Given problem: In the listing below, locate the lines that hold "Count" and copy them.

Material for this task:
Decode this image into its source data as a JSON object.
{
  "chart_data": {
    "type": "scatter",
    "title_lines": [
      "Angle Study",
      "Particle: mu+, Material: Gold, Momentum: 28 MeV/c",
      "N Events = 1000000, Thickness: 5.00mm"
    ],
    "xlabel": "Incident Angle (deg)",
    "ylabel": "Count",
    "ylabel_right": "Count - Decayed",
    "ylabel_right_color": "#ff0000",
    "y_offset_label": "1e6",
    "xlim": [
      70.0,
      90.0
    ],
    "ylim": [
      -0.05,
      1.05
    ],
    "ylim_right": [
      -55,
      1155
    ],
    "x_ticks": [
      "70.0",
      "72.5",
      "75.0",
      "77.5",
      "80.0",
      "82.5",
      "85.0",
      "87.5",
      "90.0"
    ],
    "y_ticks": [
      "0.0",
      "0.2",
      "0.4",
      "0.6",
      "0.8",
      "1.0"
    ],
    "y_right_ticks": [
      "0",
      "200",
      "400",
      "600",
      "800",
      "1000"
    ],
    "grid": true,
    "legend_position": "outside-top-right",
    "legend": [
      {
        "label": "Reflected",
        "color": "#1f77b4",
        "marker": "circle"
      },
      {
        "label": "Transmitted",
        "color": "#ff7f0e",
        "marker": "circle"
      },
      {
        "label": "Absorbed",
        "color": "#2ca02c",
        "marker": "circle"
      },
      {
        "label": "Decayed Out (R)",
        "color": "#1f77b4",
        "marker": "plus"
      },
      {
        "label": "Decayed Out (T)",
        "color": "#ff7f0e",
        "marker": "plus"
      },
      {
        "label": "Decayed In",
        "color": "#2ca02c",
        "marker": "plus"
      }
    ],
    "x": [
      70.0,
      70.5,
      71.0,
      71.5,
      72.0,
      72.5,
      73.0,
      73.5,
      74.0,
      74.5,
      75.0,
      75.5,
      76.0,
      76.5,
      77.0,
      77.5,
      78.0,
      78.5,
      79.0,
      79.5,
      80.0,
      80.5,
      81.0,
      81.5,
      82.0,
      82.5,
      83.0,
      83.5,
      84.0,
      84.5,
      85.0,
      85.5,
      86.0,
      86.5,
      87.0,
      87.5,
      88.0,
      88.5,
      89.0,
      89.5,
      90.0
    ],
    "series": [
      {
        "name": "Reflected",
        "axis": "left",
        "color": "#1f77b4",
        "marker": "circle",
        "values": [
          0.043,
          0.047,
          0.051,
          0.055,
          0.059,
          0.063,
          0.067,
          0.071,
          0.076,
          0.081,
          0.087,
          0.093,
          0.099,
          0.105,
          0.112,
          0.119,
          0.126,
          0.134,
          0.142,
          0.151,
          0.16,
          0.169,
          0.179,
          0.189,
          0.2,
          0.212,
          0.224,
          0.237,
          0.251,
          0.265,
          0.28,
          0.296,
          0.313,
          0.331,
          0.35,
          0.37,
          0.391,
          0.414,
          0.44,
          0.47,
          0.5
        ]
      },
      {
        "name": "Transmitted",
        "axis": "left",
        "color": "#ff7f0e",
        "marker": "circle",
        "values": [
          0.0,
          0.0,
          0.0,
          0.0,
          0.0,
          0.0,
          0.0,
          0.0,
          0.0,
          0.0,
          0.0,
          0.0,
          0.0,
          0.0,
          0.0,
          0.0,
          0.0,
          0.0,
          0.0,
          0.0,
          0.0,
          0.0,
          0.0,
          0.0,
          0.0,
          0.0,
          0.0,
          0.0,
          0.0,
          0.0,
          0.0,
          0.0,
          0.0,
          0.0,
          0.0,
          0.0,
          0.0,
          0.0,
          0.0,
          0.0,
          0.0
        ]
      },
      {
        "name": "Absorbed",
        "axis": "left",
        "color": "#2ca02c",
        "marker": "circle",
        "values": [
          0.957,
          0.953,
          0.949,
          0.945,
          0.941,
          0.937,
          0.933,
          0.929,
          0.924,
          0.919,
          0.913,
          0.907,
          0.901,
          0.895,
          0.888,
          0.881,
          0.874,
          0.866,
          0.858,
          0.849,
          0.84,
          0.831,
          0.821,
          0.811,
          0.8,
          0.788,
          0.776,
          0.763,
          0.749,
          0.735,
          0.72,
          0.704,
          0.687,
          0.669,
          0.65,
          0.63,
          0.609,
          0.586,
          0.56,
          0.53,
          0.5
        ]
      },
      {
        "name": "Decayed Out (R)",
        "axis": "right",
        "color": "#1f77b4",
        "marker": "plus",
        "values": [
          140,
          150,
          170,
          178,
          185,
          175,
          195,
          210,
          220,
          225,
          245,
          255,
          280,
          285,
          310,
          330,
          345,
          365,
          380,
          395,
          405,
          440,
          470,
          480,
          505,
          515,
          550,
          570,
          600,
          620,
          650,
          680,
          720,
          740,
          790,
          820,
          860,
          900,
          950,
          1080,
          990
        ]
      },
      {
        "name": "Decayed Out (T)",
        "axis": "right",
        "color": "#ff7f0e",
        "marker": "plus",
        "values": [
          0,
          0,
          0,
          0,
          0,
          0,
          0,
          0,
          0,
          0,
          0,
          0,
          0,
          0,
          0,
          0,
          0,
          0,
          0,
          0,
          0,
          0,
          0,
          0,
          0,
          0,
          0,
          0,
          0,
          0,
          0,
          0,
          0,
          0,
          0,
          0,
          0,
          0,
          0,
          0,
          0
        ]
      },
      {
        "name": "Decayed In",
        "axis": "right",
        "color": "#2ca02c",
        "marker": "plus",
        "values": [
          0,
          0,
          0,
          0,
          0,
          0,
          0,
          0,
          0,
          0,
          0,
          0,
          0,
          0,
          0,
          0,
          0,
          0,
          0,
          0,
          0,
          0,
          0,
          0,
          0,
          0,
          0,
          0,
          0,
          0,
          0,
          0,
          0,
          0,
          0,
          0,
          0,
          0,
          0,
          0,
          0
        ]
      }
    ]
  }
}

Written reply:
    "ylabel": "Count",
    "ylabel_right": "Count - Decayed",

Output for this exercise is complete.